● Exercise prompt:
Output the entries word for word. Omit images.

— Start Dataset excerpts —

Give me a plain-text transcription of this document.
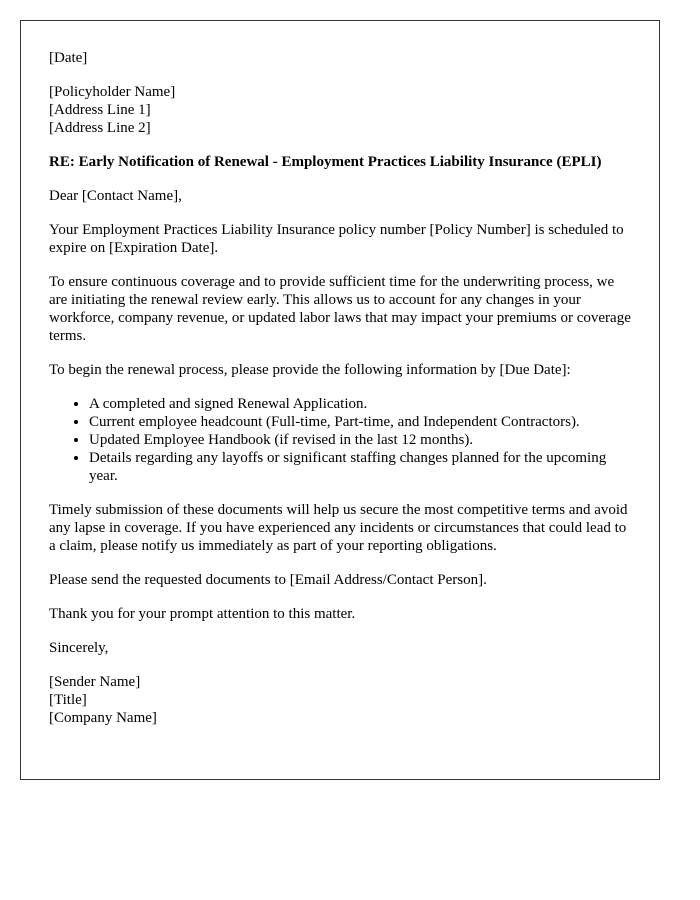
[Date]
[Policyholder Name]
[Address Line 1]
[Address Line 2]
RE: Early Notification of Renewal - Employment Practices Liability Insurance (EPLI)

Dear [Contact Name],

Your Employment Practices Liability Insurance policy number [Policy Number] is scheduled to expire on [Expiration Date].

To ensure continuous coverage and to provide sufficient time for the underwriting process, we are initiating the renewal review early. This allows us to account for any changes in your workforce, company revenue, or updated labor laws that may impact your premiums or coverage terms.

To begin the renewal process, please provide the following information by [Due Date]:

• A completed and signed Renewal Application.
• Current employee headcount (Full-time, Part-time, and Independent Contractors).
• Updated Employee Handbook (if revised in the last 12 months).
• Details regarding any layoffs or significant staffing changes planned for the upcoming year.

Timely submission of these documents will help us secure the most competitive terms and avoid any lapse in coverage. If you have experienced any incidents or circumstances that could lead to a claim, please notify us immediately as part of your reporting obligations.

Please send the requested documents to [Email Address/Contact Person].

Thank you for your prompt attention to this matter.

Sincerely,

[Sender Name]
[Title]
[Company Name]
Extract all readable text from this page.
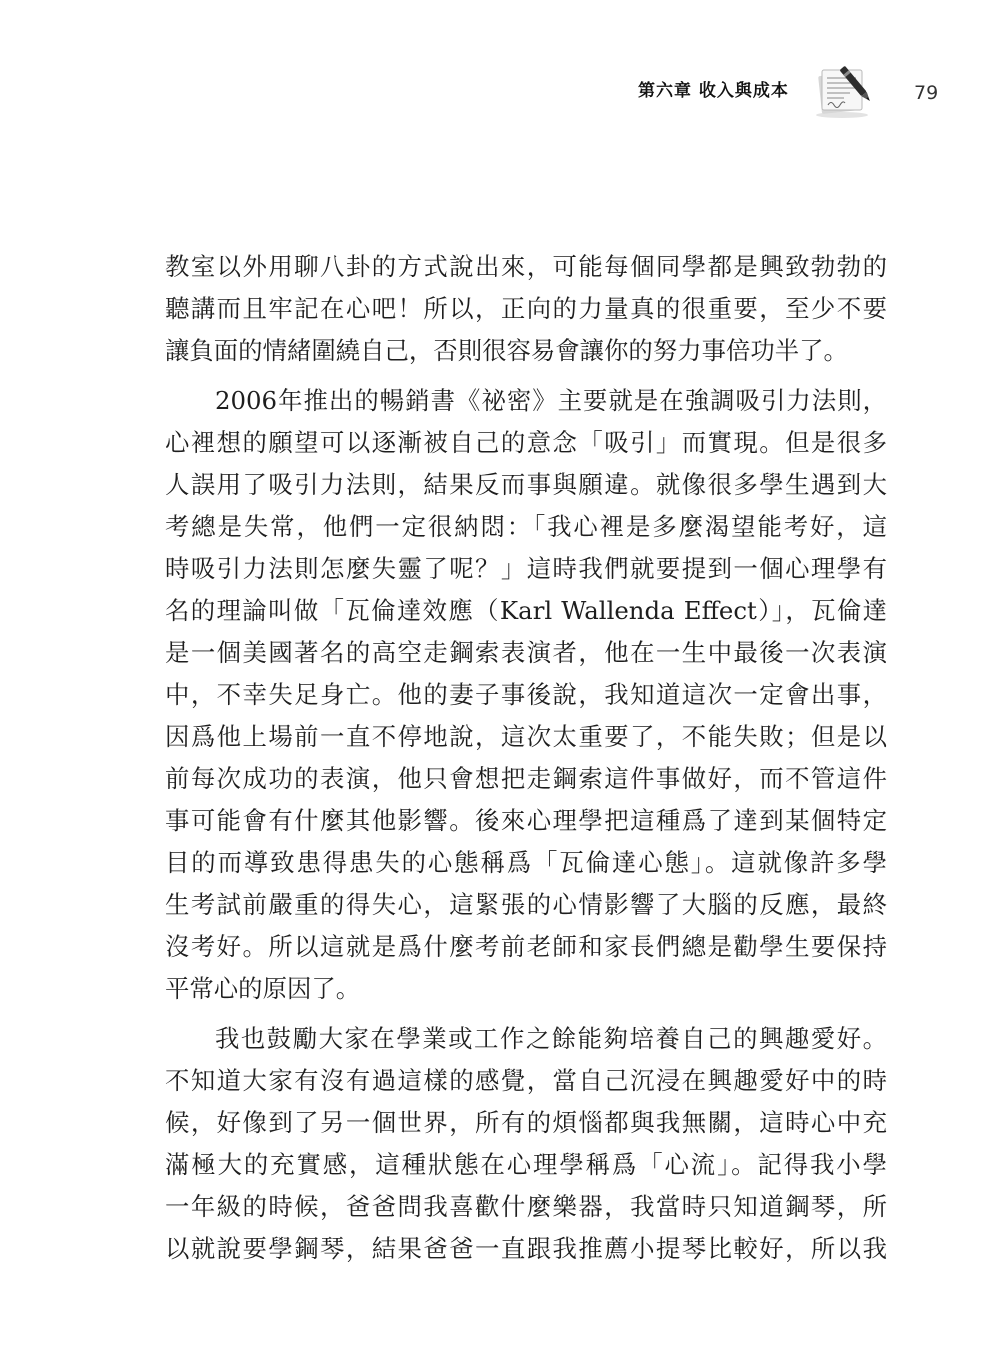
第六章 收入與成本	79
教室以外用聊八卦的方式說出來，可能每個同學都是興致勃勃的
聽講而且牢記在心吧！所以，正向的力量真的很重要，至少不要
讓負面的情緒圍繞自己，否則很容易會讓你的努力事倍功半了。
2006年推出的暢銷書《祕密》主要就是在強調吸引力法則，
心裡想的願望可以逐漸被自己的意念「吸引」而實現。但是很多
人誤用了吸引力法則，結果反而事與願違。就像很多學生遇到大
考總是失常，他們一定很納悶：「我心裡是多麼渴望能考好，這
時吸引力法則怎麼失靈了呢？」這時我們就要提到一個心理學有
名的理論叫做「瓦倫達效應（Karl Wallenda Effect）」，瓦倫達
是一個美國著名的高空走鋼索表演者，他在一生中最後一次表演
中，不幸失足身亡。他的妻子事後說，我知道這次一定會出事，
因爲他上場前一直不停地說，這次太重要了，不能失敗；但是以
前每次成功的表演，他只會想把走鋼索這件事做好，而不管這件
事可能會有什麼其他影響。後來心理學把這種爲了達到某個特定
目的而導致患得患失的心態稱爲「瓦倫達心態」。這就像許多學
生考試前嚴重的得失心，這緊張的心情影響了大腦的反應，最終
沒考好。所以這就是爲什麼考前老師和家長們總是勸學生要保持
平常心的原因了。
我也鼓勵大家在學業或工作之餘能夠培養自己的興趣愛好。
不知道大家有沒有過這樣的感覺，當自己沉浸在興趣愛好中的時
候，好像到了另一個世界，所有的煩惱都與我無關，這時心中充
滿極大的充實感，這種狀態在心理學稱爲「心流」。記得我小學
一年級的時候，爸爸問我喜歡什麼樂器，我當時只知道鋼琴，所
以就說要學鋼琴，結果爸爸一直跟我推薦小提琴比較好，所以我
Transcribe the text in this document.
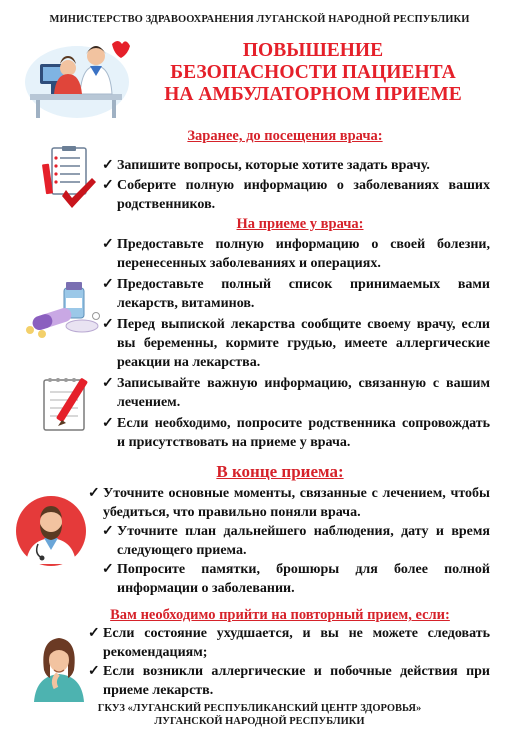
МИНИСТЕРСТВО ЗДРАВООХРАНЕНИЯ ЛУГАНСКОЙ НАРОДНОЙ РЕСПУБЛИКИ
ПОВЫШЕНИЕ
БЕЗОПАСНОСТИ ПАЦИЕНТА
НА АМБУЛАТОРНОМ ПРИЕМЕ
Заранее, до посещения врача:
✓ Запишите вопросы, которые хотите задать врачу.
✓ Соберите полную информацию о заболеваниях ваших родственников.
На приеме у врача:
✓ Предоставьте полную информацию о своей болезни, перенесенных заболеваниях и операциях.
✓ Предоставьте полный список принимаемых вами лекарств, витаминов.
✓ Перед выпиской лекарства сообщите своему врачу, если вы беременны, кормите грудью, имеете аллергические реакции на лекарства.
✓ Записывайте важную информацию, связанную с вашим лечением.
✓ Если необходимо, попросите родственника сопровождать и присутствовать на приеме у врача.
В конце приема:
✓ Уточните основные моменты, связанные с лечением, чтобы убедиться, что правильно поняли врача.
✓ Уточните план дальнейшего наблюдения, дату и время следующего приема.
✓ Попросите памятки, брошюры для более полной информации о заболевании.
Вам необходимо прийти на повторный прием, если:
✓ Если состояние ухудшается, и вы не можете следовать рекомендациям;
✓ Если возникли аллергические и побочные действия при приеме лекарств.
ГКУЗ «ЛУГАНСКИЙ РЕСПУБЛИКАНСКИЙ ЦЕНТР ЗДОРОВЬЯ»
ЛУГАНСКОЙ НАРОДНОЙ РЕСПУБЛИКИ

— End Dataset excerpts —

● The answer:
Give me a plain-text transcription of this document.
[Date]
[Policyholder Name]
[Address Line 1]
[Address Line 2]
RE: Early Notification of Renewal - Employment Practices Liability Insurance (EPLI)

Dear [Contact Name],

Your Employment Practices Liability Insurance policy number [Policy Number] is scheduled to expire on [Expiration Date].

To ensure continuous coverage and to provide sufficient time for the underwriting process, we are initiating the renewal review early. This allows us to account for any changes in your workforce, company revenue, or updated labor laws that may impact your premiums or coverage terms.

To begin the renewal process, please provide the following information by [Due Date]:

• A completed and signed Renewal Application.
• Current employee headcount (Full-time, Part-time, and Independent Contractors).
• Updated Employee Handbook (if revised in the last 12 months).
• Details regarding any layoffs or significant staffing changes planned for the upcoming year.

Timely submission of these documents will help us secure the most competitive terms and avoid any lapse in coverage. If you have experienced any incidents or circumstances that could lead to a claim, please notify us immediately as part of your reporting obligations.

Please send the requested documents to [Email Address/Contact Person].

Thank you for your prompt attention to this matter.

Sincerely,

[Sender Name]
[Title]
[Company Name]
Extract all readable text from this page.
第六章 收入與成本	79
教室以外用聊八卦的方式說出來，可能每個同學都是興致勃勃的
聽講而且牢記在心吧！所以，正向的力量真的很重要，至少不要
讓負面的情緒圍繞自己，否則很容易會讓你的努力事倍功半了。
2006年推出的暢銷書《祕密》主要就是在強調吸引力法則，
心裡想的願望可以逐漸被自己的意念「吸引」而實現。但是很多
人誤用了吸引力法則，結果反而事與願違。就像很多學生遇到大
考總是失常，他們一定很納悶：「我心裡是多麼渴望能考好，這
時吸引力法則怎麼失靈了呢？」這時我們就要提到一個心理學有
名的理論叫做「瓦倫達效應（Karl Wallenda Effect）」，瓦倫達
是一個美國著名的高空走鋼索表演者，他在一生中最後一次表演
中，不幸失足身亡。他的妻子事後說，我知道這次一定會出事，
因爲他上場前一直不停地說，這次太重要了，不能失敗；但是以
前每次成功的表演，他只會想把走鋼索這件事做好，而不管這件
事可能會有什麼其他影響。後來心理學把這種爲了達到某個特定
目的而導致患得患失的心態稱爲「瓦倫達心態」。這就像許多學
生考試前嚴重的得失心，這緊張的心情影響了大腦的反應，最終
沒考好。所以這就是爲什麼考前老師和家長們總是勸學生要保持
平常心的原因了。
我也鼓勵大家在學業或工作之餘能夠培養自己的興趣愛好。
不知道大家有沒有過這樣的感覺，當自己沉浸在興趣愛好中的時
候，好像到了另一個世界，所有的煩惱都與我無關，這時心中充
滿極大的充實感，這種狀態在心理學稱爲「心流」。記得我小學
一年級的時候，爸爸問我喜歡什麼樂器，我當時只知道鋼琴，所
以就說要學鋼琴，結果爸爸一直跟我推薦小提琴比較好，所以我
Transcribe the text in this document.
МИНИСТЕРСТВО ЗДРАВООХРАНЕНИЯ ЛУГАНСКОЙ НАРОДНОЙ РЕСПУБЛИКИ
ПОВЫШЕНИЕ
БЕЗОПАСНОСТИ ПАЦИЕНТА
НА АМБУЛАТОРНОМ ПРИЕМЕ
Заранее, до посещения врача:
✓ Запишите вопросы, которые хотите задать врачу.
✓ Соберите полную информацию о заболеваниях ваших родственников.
На приеме у врача:
✓ Предоставьте полную информацию о своей болезни, перенесенных заболеваниях и операциях.
✓ Предоставьте полный список принимаемых вами лекарств, витаминов.
✓ Перед выпиской лекарства сообщите своему врачу, если вы беременны, кормите грудью, имеете аллергические реакции на лекарства.
✓ Записывайте важную информацию, связанную с вашим лечением.
✓ Если необходимо, попросите родственника сопровождать и присутствовать на приеме у врача.
В конце приема:
✓ Уточните основные моменты, связанные с лечением, чтобы убедиться, что правильно поняли врача.
✓ Уточните план дальнейшего наблюдения, дату и время следующего приема.
✓ Попросите памятки, брошюры для более полной информации о заболевании.
Вам необходимо прийти на повторный прием, если:
✓ Если состояние ухудшается, и вы не можете следовать рекомендациям;
✓ Если возникли аллергические и побочные действия при приеме лекарств.
ГКУЗ «ЛУГАНСКИЙ РЕСПУБЛИКАНСКИЙ ЦЕНТР ЗДОРОВЬЯ»
ЛУГАНСКОЙ НАРОДНОЙ РЕСПУБЛИКИ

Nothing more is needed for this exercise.